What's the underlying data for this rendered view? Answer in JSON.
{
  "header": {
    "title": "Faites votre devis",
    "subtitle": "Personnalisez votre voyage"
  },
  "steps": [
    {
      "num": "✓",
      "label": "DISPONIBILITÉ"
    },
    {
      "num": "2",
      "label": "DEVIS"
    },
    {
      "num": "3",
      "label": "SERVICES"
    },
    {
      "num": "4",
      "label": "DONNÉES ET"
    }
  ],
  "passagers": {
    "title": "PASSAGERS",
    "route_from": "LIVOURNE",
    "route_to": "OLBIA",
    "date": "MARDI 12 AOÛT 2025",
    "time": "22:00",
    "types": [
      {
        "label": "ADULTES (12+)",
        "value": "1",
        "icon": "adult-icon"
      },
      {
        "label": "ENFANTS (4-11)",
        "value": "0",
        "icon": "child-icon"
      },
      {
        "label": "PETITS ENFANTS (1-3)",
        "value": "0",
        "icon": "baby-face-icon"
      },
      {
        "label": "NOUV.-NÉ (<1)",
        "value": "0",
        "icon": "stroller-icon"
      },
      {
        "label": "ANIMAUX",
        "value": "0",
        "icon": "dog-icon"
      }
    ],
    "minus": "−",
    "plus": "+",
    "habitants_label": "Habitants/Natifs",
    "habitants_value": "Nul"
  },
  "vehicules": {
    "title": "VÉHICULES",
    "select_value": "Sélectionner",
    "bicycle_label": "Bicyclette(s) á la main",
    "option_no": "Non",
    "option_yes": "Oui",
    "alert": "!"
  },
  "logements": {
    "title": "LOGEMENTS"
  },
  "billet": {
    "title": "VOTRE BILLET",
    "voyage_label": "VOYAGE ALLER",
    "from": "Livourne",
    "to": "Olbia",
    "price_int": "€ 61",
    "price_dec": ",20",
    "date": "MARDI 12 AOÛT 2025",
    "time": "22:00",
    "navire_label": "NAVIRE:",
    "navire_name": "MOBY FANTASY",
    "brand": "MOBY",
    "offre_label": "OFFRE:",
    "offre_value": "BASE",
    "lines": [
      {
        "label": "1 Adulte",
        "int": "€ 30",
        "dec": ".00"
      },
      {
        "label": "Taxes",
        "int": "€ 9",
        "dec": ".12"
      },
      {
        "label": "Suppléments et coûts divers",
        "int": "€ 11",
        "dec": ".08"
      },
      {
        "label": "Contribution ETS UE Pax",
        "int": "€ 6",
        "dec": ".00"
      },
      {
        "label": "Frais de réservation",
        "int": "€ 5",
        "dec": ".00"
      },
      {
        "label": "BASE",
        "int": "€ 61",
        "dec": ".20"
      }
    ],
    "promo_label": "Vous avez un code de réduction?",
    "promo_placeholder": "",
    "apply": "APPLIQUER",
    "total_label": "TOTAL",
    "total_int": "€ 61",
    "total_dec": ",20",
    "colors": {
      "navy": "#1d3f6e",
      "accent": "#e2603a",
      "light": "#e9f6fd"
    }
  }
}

--- Request ---
Please copy out each record, character for character.

--- Solution ---
What's the underlying data for this rendered view? Answer in JSON.
{
  "header": {
    "title": "Faites votre devis",
    "subtitle": "Personnalisez votre voyage"
  },
  "steps": [
    {
      "num": "✓",
      "label": "DISPONIBILITÉ"
    },
    {
      "num": "2",
      "label": "DEVIS"
    },
    {
      "num": "3",
      "label": "SERVICES"
    },
    {
      "num": "4",
      "label": "DONNÉES ET"
    }
  ],
  "passagers": {
    "title": "PASSAGERS",
    "route_from": "LIVOURNE",
    "route_to": "OLBIA",
    "date": "MARDI 12 AOÛT 2025",
    "time": "22:00",
    "types": [
      {
        "label": "ADULTES (12+)",
        "value": "1",
        "icon": "adult-icon"
      },
      {
        "label": "ENFANTS (4-11)",
        "value": "0",
        "icon": "child-icon"
      },
      {
        "label": "PETITS ENFANTS (1-3)",
        "value": "0",
        "icon": "baby-face-icon"
      },
      {
        "label": "NOUV.-NÉ (<1)",
        "value": "0",
        "icon": "stroller-icon"
      },
      {
        "label": "ANIMAUX",
        "value": "0",
        "icon": "dog-icon"
      }
    ],
    "minus": "−",
    "plus": "+",
    "habitants_label": "Habitants/Natifs",
    "habitants_value": "Nul"
  },
  "vehicules": {
    "title": "VÉHICULES",
    "select_value": "Sélectionner",
    "bicycle_label": "Bicyclette(s) á la main",
    "option_no": "Non",
    "option_yes": "Oui",
    "alert": "!"
  },
  "logements": {
    "title": "LOGEMENTS"
  },
  "billet": {
    "title": "VOTRE BILLET",
    "voyage_label": "VOYAGE ALLER",
    "from": "Livourne",
    "to": "Olbia",
    "price_int": "€ 61",
    "price_dec": ",20",
    "date": "MARDI 12 AOÛT 2025",
    "time": "22:00",
    "navire_label": "NAVIRE:",
    "navire_name": "MOBY FANTASY",
    "brand": "MOBY",
    "offre_label": "OFFRE:",
    "offre_value": "BASE",
    "lines": [
      {
        "label": "1 Adulte",
        "int": "€ 30",
        "dec": ".00"
      },
      {
        "label": "Taxes",
        "int": "€ 9",
        "dec": ".12"
      },
      {
        "label": "Suppléments et coûts divers",
        "int": "€ 11",
        "dec": ".08"
      },
      {
        "label": "Contribution ETS UE Pax",
        "int": "€ 6",
        "dec": ".00"
      },
      {
        "label": "Frais de réservation",
        "int": "€ 5",
        "dec": ".00"
      },
      {
        "label": "BASE",
        "int": "€ 61",
        "dec": ".20"
      }
    ],
    "promo_label": "Vous avez un code de réduction?",
    "promo_placeholder": "",
    "apply": "APPLIQUER",
    "total_label": "TOTAL",
    "total_int": "€ 61",
    "total_dec": ",20",
    "colors": {
      "navy": "#1d3f6e",
      "accent": "#e2603a",
      "light": "#e9f6fd"
    }
  }
}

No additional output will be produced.